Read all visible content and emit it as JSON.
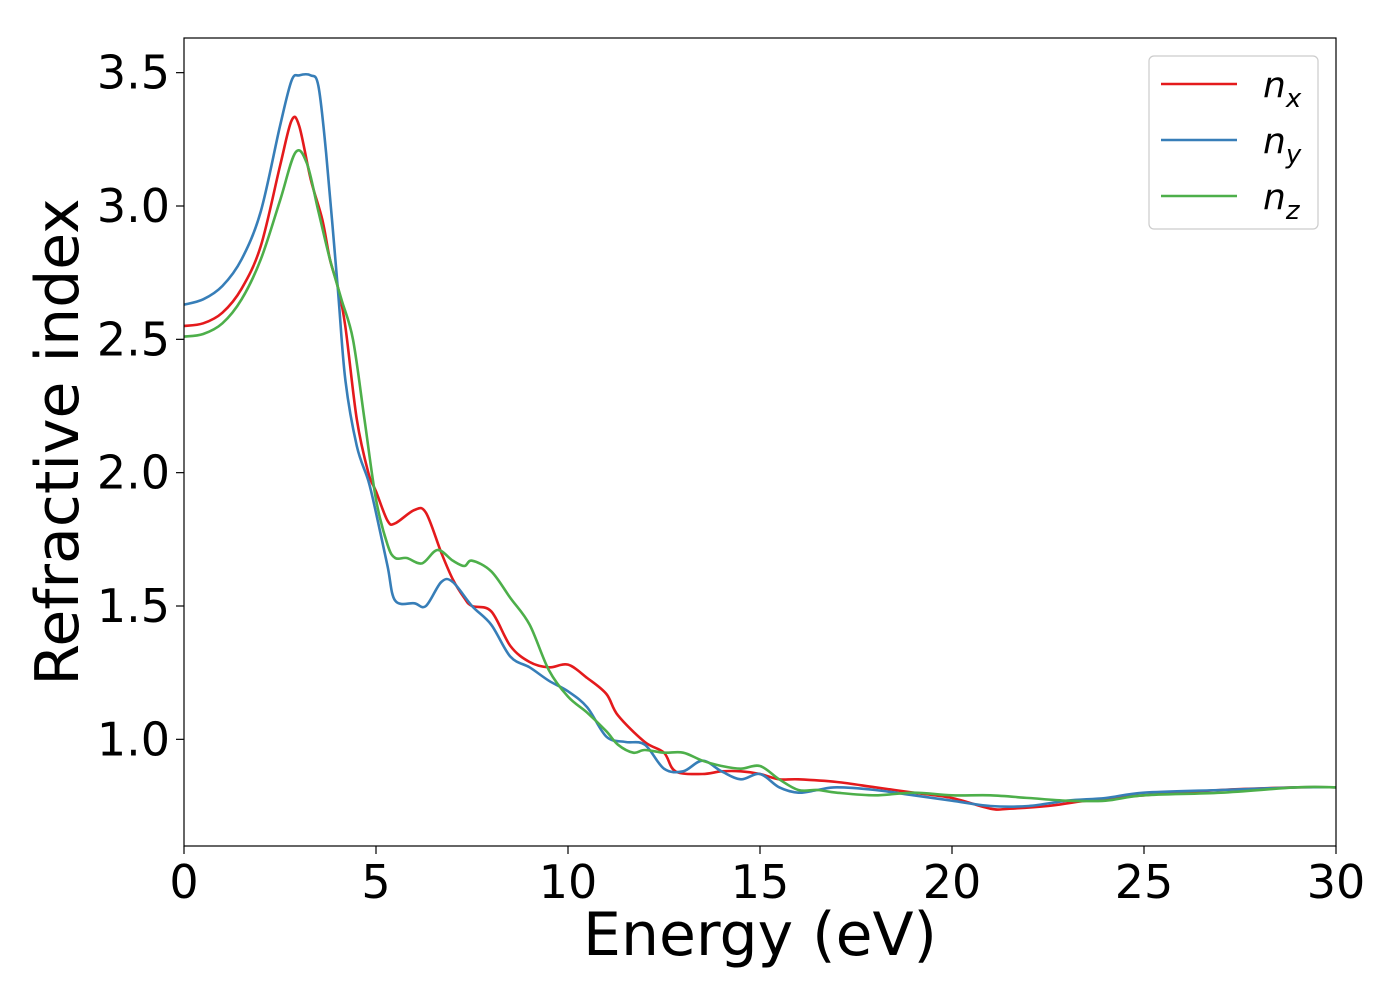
{
  "chart_data": {
    "type": "line",
    "title": "",
    "xlabel": "Energy (eV)",
    "ylabel": "Refractive index",
    "xlim": [
      0,
      30
    ],
    "ylim": [
      0.6,
      3.63
    ],
    "xticks": [
      "0",
      "5",
      "10",
      "15",
      "20",
      "25",
      "30"
    ],
    "yticks": [
      "1.0",
      "1.5",
      "2.0",
      "2.5",
      "3.0",
      "3.5"
    ],
    "grid": false,
    "legend_position": "top-right",
    "series": [
      {
        "name": "n",
        "subscript": "x",
        "color": "#e41a1c",
        "points": [
          [
            0,
            2.55
          ],
          [
            0.5,
            2.56
          ],
          [
            1,
            2.6
          ],
          [
            1.5,
            2.69
          ],
          [
            2,
            2.85
          ],
          [
            2.5,
            3.15
          ],
          [
            2.8,
            3.32
          ],
          [
            3.0,
            3.3
          ],
          [
            3.3,
            3.1
          ],
          [
            3.6,
            2.95
          ],
          [
            3.8,
            2.8
          ],
          [
            4.0,
            2.7
          ],
          [
            4.2,
            2.55
          ],
          [
            4.5,
            2.2
          ],
          [
            4.8,
            2.0
          ],
          [
            5.0,
            1.93
          ],
          [
            5.3,
            1.82
          ],
          [
            5.5,
            1.81
          ],
          [
            6.0,
            1.86
          ],
          [
            6.3,
            1.85
          ],
          [
            6.7,
            1.7
          ],
          [
            7.0,
            1.6
          ],
          [
            7.3,
            1.53
          ],
          [
            7.5,
            1.5
          ],
          [
            8.0,
            1.48
          ],
          [
            8.5,
            1.35
          ],
          [
            9.0,
            1.29
          ],
          [
            9.5,
            1.27
          ],
          [
            10.0,
            1.28
          ],
          [
            10.5,
            1.23
          ],
          [
            11.0,
            1.17
          ],
          [
            11.3,
            1.09
          ],
          [
            12.0,
            0.99
          ],
          [
            12.5,
            0.95
          ],
          [
            12.8,
            0.88
          ],
          [
            13.5,
            0.87
          ],
          [
            14.0,
            0.88
          ],
          [
            14.5,
            0.88
          ],
          [
            15.0,
            0.87
          ],
          [
            15.5,
            0.85
          ],
          [
            16.0,
            0.85
          ],
          [
            17.0,
            0.84
          ],
          [
            18.0,
            0.82
          ],
          [
            19.0,
            0.8
          ],
          [
            20.0,
            0.78
          ],
          [
            21.0,
            0.74
          ],
          [
            21.5,
            0.74
          ],
          [
            22.5,
            0.75
          ],
          [
            23.5,
            0.77
          ],
          [
            25.0,
            0.79
          ],
          [
            27.0,
            0.81
          ],
          [
            29.0,
            0.82
          ],
          [
            30.0,
            0.82
          ]
        ]
      },
      {
        "name": "n",
        "subscript": "y",
        "color": "#377eb8",
        "points": [
          [
            0,
            2.63
          ],
          [
            0.5,
            2.65
          ],
          [
            1,
            2.7
          ],
          [
            1.5,
            2.8
          ],
          [
            2,
            2.98
          ],
          [
            2.5,
            3.3
          ],
          [
            2.8,
            3.47
          ],
          [
            3.0,
            3.49
          ],
          [
            3.3,
            3.49
          ],
          [
            3.5,
            3.45
          ],
          [
            3.7,
            3.2
          ],
          [
            4.0,
            2.7
          ],
          [
            4.2,
            2.35
          ],
          [
            4.5,
            2.1
          ],
          [
            4.8,
            1.97
          ],
          [
            5.0,
            1.85
          ],
          [
            5.3,
            1.65
          ],
          [
            5.5,
            1.52
          ],
          [
            6.0,
            1.51
          ],
          [
            6.3,
            1.5
          ],
          [
            6.7,
            1.59
          ],
          [
            7.0,
            1.59
          ],
          [
            7.5,
            1.5
          ],
          [
            8.0,
            1.43
          ],
          [
            8.5,
            1.31
          ],
          [
            9.0,
            1.27
          ],
          [
            9.5,
            1.22
          ],
          [
            10.0,
            1.18
          ],
          [
            10.5,
            1.12
          ],
          [
            11.0,
            1.01
          ],
          [
            11.5,
            0.99
          ],
          [
            12.0,
            0.98
          ],
          [
            12.5,
            0.89
          ],
          [
            13.0,
            0.88
          ],
          [
            13.5,
            0.92
          ],
          [
            14.0,
            0.88
          ],
          [
            14.5,
            0.85
          ],
          [
            15.0,
            0.87
          ],
          [
            15.5,
            0.82
          ],
          [
            16.0,
            0.8
          ],
          [
            16.5,
            0.81
          ],
          [
            17.0,
            0.82
          ],
          [
            18.0,
            0.81
          ],
          [
            19.0,
            0.79
          ],
          [
            20.0,
            0.77
          ],
          [
            21.0,
            0.75
          ],
          [
            22.0,
            0.75
          ],
          [
            23.0,
            0.77
          ],
          [
            24.0,
            0.78
          ],
          [
            25.0,
            0.8
          ],
          [
            27.0,
            0.81
          ],
          [
            29.0,
            0.82
          ],
          [
            30.0,
            0.82
          ]
        ]
      },
      {
        "name": "n",
        "subscript": "z",
        "color": "#4daf4a",
        "points": [
          [
            0,
            2.51
          ],
          [
            0.5,
            2.52
          ],
          [
            1,
            2.56
          ],
          [
            1.5,
            2.65
          ],
          [
            2,
            2.8
          ],
          [
            2.5,
            3.02
          ],
          [
            2.9,
            3.2
          ],
          [
            3.2,
            3.16
          ],
          [
            3.5,
            2.98
          ],
          [
            3.8,
            2.8
          ],
          [
            4.1,
            2.65
          ],
          [
            4.4,
            2.5
          ],
          [
            4.7,
            2.2
          ],
          [
            5.0,
            1.9
          ],
          [
            5.3,
            1.73
          ],
          [
            5.5,
            1.68
          ],
          [
            5.8,
            1.68
          ],
          [
            6.2,
            1.66
          ],
          [
            6.6,
            1.71
          ],
          [
            7.0,
            1.67
          ],
          [
            7.3,
            1.65
          ],
          [
            7.5,
            1.67
          ],
          [
            8.0,
            1.63
          ],
          [
            8.5,
            1.53
          ],
          [
            9.0,
            1.43
          ],
          [
            9.5,
            1.26
          ],
          [
            10.0,
            1.16
          ],
          [
            10.5,
            1.1
          ],
          [
            11.0,
            1.03
          ],
          [
            11.3,
            0.98
          ],
          [
            11.7,
            0.95
          ],
          [
            12.0,
            0.96
          ],
          [
            12.5,
            0.95
          ],
          [
            13.0,
            0.95
          ],
          [
            13.5,
            0.92
          ],
          [
            14.0,
            0.9
          ],
          [
            14.5,
            0.89
          ],
          [
            15.0,
            0.9
          ],
          [
            15.5,
            0.85
          ],
          [
            16.0,
            0.81
          ],
          [
            16.5,
            0.81
          ],
          [
            17.0,
            0.8
          ],
          [
            18.0,
            0.79
          ],
          [
            19.0,
            0.8
          ],
          [
            20.0,
            0.79
          ],
          [
            21.0,
            0.79
          ],
          [
            22.0,
            0.78
          ],
          [
            23.0,
            0.77
          ],
          [
            24.0,
            0.77
          ],
          [
            25.0,
            0.79
          ],
          [
            27.0,
            0.8
          ],
          [
            29.0,
            0.82
          ],
          [
            30.0,
            0.82
          ]
        ]
      }
    ]
  }
}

☆ ☆ ☆ ☆ ☆ ☆ ☆

Given task -
The data should be printed again unchanged; leave its pictures out.

Written answer -
Read all visible content and emit it as JSON.
{
  "chart_data": {
    "type": "line",
    "title": "",
    "xlabel": "Energy (eV)",
    "ylabel": "Refractive index",
    "xlim": [
      0,
      30
    ],
    "ylim": [
      0.6,
      3.63
    ],
    "xticks": [
      "0",
      "5",
      "10",
      "15",
      "20",
      "25",
      "30"
    ],
    "yticks": [
      "1.0",
      "1.5",
      "2.0",
      "2.5",
      "3.0",
      "3.5"
    ],
    "grid": false,
    "legend_position": "top-right",
    "series": [
      {
        "name": "n",
        "subscript": "x",
        "color": "#e41a1c",
        "points": [
          [
            0,
            2.55
          ],
          [
            0.5,
            2.56
          ],
          [
            1,
            2.6
          ],
          [
            1.5,
            2.69
          ],
          [
            2,
            2.85
          ],
          [
            2.5,
            3.15
          ],
          [
            2.8,
            3.32
          ],
          [
            3.0,
            3.3
          ],
          [
            3.3,
            3.1
          ],
          [
            3.6,
            2.95
          ],
          [
            3.8,
            2.8
          ],
          [
            4.0,
            2.7
          ],
          [
            4.2,
            2.55
          ],
          [
            4.5,
            2.2
          ],
          [
            4.8,
            2.0
          ],
          [
            5.0,
            1.93
          ],
          [
            5.3,
            1.82
          ],
          [
            5.5,
            1.81
          ],
          [
            6.0,
            1.86
          ],
          [
            6.3,
            1.85
          ],
          [
            6.7,
            1.7
          ],
          [
            7.0,
            1.6
          ],
          [
            7.3,
            1.53
          ],
          [
            7.5,
            1.5
          ],
          [
            8.0,
            1.48
          ],
          [
            8.5,
            1.35
          ],
          [
            9.0,
            1.29
          ],
          [
            9.5,
            1.27
          ],
          [
            10.0,
            1.28
          ],
          [
            10.5,
            1.23
          ],
          [
            11.0,
            1.17
          ],
          [
            11.3,
            1.09
          ],
          [
            12.0,
            0.99
          ],
          [
            12.5,
            0.95
          ],
          [
            12.8,
            0.88
          ],
          [
            13.5,
            0.87
          ],
          [
            14.0,
            0.88
          ],
          [
            14.5,
            0.88
          ],
          [
            15.0,
            0.87
          ],
          [
            15.5,
            0.85
          ],
          [
            16.0,
            0.85
          ],
          [
            17.0,
            0.84
          ],
          [
            18.0,
            0.82
          ],
          [
            19.0,
            0.8
          ],
          [
            20.0,
            0.78
          ],
          [
            21.0,
            0.74
          ],
          [
            21.5,
            0.74
          ],
          [
            22.5,
            0.75
          ],
          [
            23.5,
            0.77
          ],
          [
            25.0,
            0.79
          ],
          [
            27.0,
            0.81
          ],
          [
            29.0,
            0.82
          ],
          [
            30.0,
            0.82
          ]
        ]
      },
      {
        "name": "n",
        "subscript": "y",
        "color": "#377eb8",
        "points": [
          [
            0,
            2.63
          ],
          [
            0.5,
            2.65
          ],
          [
            1,
            2.7
          ],
          [
            1.5,
            2.8
          ],
          [
            2,
            2.98
          ],
          [
            2.5,
            3.3
          ],
          [
            2.8,
            3.47
          ],
          [
            3.0,
            3.49
          ],
          [
            3.3,
            3.49
          ],
          [
            3.5,
            3.45
          ],
          [
            3.7,
            3.2
          ],
          [
            4.0,
            2.7
          ],
          [
            4.2,
            2.35
          ],
          [
            4.5,
            2.1
          ],
          [
            4.8,
            1.97
          ],
          [
            5.0,
            1.85
          ],
          [
            5.3,
            1.65
          ],
          [
            5.5,
            1.52
          ],
          [
            6.0,
            1.51
          ],
          [
            6.3,
            1.5
          ],
          [
            6.7,
            1.59
          ],
          [
            7.0,
            1.59
          ],
          [
            7.5,
            1.5
          ],
          [
            8.0,
            1.43
          ],
          [
            8.5,
            1.31
          ],
          [
            9.0,
            1.27
          ],
          [
            9.5,
            1.22
          ],
          [
            10.0,
            1.18
          ],
          [
            10.5,
            1.12
          ],
          [
            11.0,
            1.01
          ],
          [
            11.5,
            0.99
          ],
          [
            12.0,
            0.98
          ],
          [
            12.5,
            0.89
          ],
          [
            13.0,
            0.88
          ],
          [
            13.5,
            0.92
          ],
          [
            14.0,
            0.88
          ],
          [
            14.5,
            0.85
          ],
          [
            15.0,
            0.87
          ],
          [
            15.5,
            0.82
          ],
          [
            16.0,
            0.8
          ],
          [
            16.5,
            0.81
          ],
          [
            17.0,
            0.82
          ],
          [
            18.0,
            0.81
          ],
          [
            19.0,
            0.79
          ],
          [
            20.0,
            0.77
          ],
          [
            21.0,
            0.75
          ],
          [
            22.0,
            0.75
          ],
          [
            23.0,
            0.77
          ],
          [
            24.0,
            0.78
          ],
          [
            25.0,
            0.8
          ],
          [
            27.0,
            0.81
          ],
          [
            29.0,
            0.82
          ],
          [
            30.0,
            0.82
          ]
        ]
      },
      {
        "name": "n",
        "subscript": "z",
        "color": "#4daf4a",
        "points": [
          [
            0,
            2.51
          ],
          [
            0.5,
            2.52
          ],
          [
            1,
            2.56
          ],
          [
            1.5,
            2.65
          ],
          [
            2,
            2.8
          ],
          [
            2.5,
            3.02
          ],
          [
            2.9,
            3.2
          ],
          [
            3.2,
            3.16
          ],
          [
            3.5,
            2.98
          ],
          [
            3.8,
            2.8
          ],
          [
            4.1,
            2.65
          ],
          [
            4.4,
            2.5
          ],
          [
            4.7,
            2.2
          ],
          [
            5.0,
            1.9
          ],
          [
            5.3,
            1.73
          ],
          [
            5.5,
            1.68
          ],
          [
            5.8,
            1.68
          ],
          [
            6.2,
            1.66
          ],
          [
            6.6,
            1.71
          ],
          [
            7.0,
            1.67
          ],
          [
            7.3,
            1.65
          ],
          [
            7.5,
            1.67
          ],
          [
            8.0,
            1.63
          ],
          [
            8.5,
            1.53
          ],
          [
            9.0,
            1.43
          ],
          [
            9.5,
            1.26
          ],
          [
            10.0,
            1.16
          ],
          [
            10.5,
            1.1
          ],
          [
            11.0,
            1.03
          ],
          [
            11.3,
            0.98
          ],
          [
            11.7,
            0.95
          ],
          [
            12.0,
            0.96
          ],
          [
            12.5,
            0.95
          ],
          [
            13.0,
            0.95
          ],
          [
            13.5,
            0.92
          ],
          [
            14.0,
            0.9
          ],
          [
            14.5,
            0.89
          ],
          [
            15.0,
            0.9
          ],
          [
            15.5,
            0.85
          ],
          [
            16.0,
            0.81
          ],
          [
            16.5,
            0.81
          ],
          [
            17.0,
            0.8
          ],
          [
            18.0,
            0.79
          ],
          [
            19.0,
            0.8
          ],
          [
            20.0,
            0.79
          ],
          [
            21.0,
            0.79
          ],
          [
            22.0,
            0.78
          ],
          [
            23.0,
            0.77
          ],
          [
            24.0,
            0.77
          ],
          [
            25.0,
            0.79
          ],
          [
            27.0,
            0.8
          ],
          [
            29.0,
            0.82
          ],
          [
            30.0,
            0.82
          ]
        ]
      }
    ]
  }
}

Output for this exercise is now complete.